* What the exercise asks
Compile every line that includes the word "Erfolg".

Begin

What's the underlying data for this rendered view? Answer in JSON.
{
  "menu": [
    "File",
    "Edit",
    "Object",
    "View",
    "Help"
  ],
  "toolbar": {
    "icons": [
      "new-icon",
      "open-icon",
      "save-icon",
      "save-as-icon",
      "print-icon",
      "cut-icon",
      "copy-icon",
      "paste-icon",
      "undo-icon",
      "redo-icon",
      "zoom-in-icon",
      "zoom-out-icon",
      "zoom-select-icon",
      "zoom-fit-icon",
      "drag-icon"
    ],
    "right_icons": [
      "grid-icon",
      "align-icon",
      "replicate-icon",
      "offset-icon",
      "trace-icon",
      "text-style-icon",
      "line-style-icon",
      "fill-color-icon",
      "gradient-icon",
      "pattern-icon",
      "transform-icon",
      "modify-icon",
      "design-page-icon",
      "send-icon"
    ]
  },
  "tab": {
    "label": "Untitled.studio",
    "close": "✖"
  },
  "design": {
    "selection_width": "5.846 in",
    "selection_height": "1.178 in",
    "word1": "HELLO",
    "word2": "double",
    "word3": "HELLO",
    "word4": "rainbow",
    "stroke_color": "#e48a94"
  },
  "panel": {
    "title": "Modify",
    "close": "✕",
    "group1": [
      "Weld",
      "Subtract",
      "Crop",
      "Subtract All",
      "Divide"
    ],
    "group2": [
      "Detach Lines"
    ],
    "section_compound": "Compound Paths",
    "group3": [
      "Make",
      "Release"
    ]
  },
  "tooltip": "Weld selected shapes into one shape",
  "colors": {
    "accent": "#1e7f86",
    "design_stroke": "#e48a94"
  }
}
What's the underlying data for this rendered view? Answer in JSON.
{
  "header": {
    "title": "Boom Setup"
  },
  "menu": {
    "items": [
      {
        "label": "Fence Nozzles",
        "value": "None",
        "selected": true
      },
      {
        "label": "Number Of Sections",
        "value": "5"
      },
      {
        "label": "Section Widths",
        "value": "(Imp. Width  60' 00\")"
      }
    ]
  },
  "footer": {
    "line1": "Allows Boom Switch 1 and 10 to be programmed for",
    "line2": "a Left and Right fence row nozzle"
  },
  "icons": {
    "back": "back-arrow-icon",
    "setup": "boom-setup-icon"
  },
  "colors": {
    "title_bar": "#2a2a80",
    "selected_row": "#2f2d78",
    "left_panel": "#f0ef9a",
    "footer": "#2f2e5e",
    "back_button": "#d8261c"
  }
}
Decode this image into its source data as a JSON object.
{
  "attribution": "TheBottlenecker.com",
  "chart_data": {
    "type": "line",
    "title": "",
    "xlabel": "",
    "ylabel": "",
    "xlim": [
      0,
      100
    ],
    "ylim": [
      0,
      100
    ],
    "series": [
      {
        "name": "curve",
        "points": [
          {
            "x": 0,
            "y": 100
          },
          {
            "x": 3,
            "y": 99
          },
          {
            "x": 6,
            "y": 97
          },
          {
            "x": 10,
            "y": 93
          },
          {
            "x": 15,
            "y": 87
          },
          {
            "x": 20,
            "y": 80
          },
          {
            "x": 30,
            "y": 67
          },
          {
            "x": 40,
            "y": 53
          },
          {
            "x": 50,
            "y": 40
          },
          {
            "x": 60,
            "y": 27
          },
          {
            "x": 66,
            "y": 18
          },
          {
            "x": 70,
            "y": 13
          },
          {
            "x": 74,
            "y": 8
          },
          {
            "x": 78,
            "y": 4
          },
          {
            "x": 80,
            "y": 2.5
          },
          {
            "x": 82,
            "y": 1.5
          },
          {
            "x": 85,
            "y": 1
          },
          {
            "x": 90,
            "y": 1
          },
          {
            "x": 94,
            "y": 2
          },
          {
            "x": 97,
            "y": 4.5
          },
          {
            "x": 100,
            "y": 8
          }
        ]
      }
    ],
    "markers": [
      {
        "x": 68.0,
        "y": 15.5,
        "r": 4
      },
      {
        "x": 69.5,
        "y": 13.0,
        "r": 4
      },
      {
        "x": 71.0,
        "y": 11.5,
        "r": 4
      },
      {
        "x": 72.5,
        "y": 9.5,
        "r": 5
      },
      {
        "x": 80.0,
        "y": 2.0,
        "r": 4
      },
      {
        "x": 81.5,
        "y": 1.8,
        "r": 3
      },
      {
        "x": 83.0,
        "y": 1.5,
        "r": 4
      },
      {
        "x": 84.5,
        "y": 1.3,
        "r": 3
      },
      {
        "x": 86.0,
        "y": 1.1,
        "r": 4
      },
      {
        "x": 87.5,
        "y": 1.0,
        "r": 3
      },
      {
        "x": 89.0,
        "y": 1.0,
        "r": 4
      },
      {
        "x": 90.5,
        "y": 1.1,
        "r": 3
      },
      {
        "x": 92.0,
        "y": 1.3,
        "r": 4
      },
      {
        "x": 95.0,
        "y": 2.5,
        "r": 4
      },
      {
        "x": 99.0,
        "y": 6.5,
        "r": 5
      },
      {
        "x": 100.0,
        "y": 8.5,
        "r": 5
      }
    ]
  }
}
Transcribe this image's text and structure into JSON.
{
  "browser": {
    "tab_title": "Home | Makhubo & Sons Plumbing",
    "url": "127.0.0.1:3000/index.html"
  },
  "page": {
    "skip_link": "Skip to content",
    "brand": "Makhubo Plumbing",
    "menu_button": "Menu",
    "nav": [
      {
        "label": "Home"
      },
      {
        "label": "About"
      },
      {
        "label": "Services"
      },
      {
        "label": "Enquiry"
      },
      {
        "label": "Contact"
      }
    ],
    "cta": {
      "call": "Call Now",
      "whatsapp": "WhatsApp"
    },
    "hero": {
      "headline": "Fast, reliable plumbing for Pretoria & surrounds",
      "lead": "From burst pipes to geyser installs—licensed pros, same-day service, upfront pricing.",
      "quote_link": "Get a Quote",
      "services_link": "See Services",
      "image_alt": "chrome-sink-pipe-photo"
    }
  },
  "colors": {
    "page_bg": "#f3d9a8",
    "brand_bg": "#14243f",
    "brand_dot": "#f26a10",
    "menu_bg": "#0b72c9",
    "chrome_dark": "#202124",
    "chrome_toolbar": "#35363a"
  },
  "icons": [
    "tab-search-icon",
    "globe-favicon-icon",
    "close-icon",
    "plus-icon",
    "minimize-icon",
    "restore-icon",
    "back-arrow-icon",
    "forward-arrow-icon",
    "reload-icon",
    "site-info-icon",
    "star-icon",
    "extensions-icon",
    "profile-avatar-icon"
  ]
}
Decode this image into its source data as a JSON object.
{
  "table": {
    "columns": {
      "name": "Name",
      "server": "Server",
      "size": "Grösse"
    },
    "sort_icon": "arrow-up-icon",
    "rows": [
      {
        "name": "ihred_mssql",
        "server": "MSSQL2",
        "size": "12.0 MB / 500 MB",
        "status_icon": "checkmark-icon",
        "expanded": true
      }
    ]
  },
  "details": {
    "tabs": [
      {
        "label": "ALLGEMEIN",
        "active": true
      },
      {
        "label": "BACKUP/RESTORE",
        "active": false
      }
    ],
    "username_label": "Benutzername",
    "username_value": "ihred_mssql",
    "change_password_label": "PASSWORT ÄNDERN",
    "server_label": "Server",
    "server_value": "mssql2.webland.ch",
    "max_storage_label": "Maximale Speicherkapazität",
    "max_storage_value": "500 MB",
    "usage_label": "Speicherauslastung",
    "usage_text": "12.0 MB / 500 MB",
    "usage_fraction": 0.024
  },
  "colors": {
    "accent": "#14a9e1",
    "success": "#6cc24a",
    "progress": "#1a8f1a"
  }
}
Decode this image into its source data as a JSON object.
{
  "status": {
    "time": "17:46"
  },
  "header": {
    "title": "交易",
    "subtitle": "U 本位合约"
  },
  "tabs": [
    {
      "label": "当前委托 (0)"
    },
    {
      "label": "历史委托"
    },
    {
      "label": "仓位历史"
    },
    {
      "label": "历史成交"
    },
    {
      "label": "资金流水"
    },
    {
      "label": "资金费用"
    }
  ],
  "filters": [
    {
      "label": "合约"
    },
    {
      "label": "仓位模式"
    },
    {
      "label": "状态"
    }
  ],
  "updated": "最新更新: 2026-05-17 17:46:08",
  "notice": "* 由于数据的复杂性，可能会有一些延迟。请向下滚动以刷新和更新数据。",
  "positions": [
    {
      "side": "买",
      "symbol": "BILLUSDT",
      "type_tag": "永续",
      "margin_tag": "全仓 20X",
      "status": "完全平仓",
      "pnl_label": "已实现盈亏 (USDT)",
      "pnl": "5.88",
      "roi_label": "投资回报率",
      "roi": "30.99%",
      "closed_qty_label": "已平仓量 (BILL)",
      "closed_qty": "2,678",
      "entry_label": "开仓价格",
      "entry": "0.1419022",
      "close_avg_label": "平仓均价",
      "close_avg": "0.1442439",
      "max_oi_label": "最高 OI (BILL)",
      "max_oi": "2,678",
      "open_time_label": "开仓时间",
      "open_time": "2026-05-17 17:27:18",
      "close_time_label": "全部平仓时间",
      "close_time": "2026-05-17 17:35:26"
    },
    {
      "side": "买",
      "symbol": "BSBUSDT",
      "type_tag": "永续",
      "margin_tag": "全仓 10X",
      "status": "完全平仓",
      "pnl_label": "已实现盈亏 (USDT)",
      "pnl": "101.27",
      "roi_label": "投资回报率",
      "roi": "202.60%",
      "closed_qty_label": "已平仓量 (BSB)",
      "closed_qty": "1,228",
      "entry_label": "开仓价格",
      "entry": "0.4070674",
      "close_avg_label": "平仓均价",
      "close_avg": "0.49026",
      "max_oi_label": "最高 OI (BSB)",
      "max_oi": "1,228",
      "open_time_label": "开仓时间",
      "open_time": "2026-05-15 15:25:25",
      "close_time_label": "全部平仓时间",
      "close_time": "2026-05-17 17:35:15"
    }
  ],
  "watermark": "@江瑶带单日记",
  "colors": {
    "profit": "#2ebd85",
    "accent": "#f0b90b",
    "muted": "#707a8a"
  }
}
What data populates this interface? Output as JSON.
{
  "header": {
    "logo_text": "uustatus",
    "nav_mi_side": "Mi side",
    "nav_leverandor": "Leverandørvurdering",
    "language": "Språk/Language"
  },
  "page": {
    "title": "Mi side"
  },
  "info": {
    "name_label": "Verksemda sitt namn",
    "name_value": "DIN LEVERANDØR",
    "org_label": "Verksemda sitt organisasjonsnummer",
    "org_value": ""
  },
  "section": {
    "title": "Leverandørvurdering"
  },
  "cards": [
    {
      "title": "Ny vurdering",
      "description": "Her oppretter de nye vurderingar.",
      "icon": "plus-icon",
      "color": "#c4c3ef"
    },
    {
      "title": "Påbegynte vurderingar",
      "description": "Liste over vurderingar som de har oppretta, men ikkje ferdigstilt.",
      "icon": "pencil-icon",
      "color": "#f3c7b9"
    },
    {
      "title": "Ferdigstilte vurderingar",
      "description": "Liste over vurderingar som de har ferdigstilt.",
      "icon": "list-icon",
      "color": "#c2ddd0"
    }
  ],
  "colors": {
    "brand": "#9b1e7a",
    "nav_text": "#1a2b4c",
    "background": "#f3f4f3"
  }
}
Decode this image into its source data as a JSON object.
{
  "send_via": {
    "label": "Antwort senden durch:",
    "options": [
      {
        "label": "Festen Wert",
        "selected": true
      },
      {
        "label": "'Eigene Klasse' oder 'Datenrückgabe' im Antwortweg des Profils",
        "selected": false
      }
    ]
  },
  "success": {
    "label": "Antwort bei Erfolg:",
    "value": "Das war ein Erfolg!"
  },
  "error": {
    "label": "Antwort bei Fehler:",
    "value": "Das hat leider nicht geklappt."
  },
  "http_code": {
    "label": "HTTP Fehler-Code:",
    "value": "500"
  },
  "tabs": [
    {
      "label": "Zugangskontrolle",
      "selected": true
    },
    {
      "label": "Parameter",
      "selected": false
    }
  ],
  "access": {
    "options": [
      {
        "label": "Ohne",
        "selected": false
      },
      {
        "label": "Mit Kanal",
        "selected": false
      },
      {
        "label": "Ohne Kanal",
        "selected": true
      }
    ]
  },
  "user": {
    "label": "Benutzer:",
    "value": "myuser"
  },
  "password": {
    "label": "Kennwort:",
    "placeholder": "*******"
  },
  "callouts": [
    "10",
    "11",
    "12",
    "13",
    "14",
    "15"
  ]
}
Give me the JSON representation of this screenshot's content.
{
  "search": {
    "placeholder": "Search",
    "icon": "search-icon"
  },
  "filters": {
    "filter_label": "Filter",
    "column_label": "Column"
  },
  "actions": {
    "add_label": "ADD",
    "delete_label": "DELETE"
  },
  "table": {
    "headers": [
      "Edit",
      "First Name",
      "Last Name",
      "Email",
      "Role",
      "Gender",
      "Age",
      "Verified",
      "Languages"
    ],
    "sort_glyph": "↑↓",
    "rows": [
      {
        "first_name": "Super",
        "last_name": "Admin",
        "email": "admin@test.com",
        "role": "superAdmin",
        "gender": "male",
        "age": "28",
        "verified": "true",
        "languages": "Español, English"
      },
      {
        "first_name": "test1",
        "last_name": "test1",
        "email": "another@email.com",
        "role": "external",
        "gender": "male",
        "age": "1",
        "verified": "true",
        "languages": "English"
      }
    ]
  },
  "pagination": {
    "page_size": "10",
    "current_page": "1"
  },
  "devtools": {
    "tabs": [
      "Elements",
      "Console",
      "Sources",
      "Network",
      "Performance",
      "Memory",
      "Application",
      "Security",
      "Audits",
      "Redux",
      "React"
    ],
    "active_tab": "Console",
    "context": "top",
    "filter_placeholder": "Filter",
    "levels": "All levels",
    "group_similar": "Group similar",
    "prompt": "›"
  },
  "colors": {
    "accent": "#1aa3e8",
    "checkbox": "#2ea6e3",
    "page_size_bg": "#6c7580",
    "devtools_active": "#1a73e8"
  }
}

End

* Task answer
    "label": "Antwort bei Erfolg:",
    "value": "Das war ein Erfolg!"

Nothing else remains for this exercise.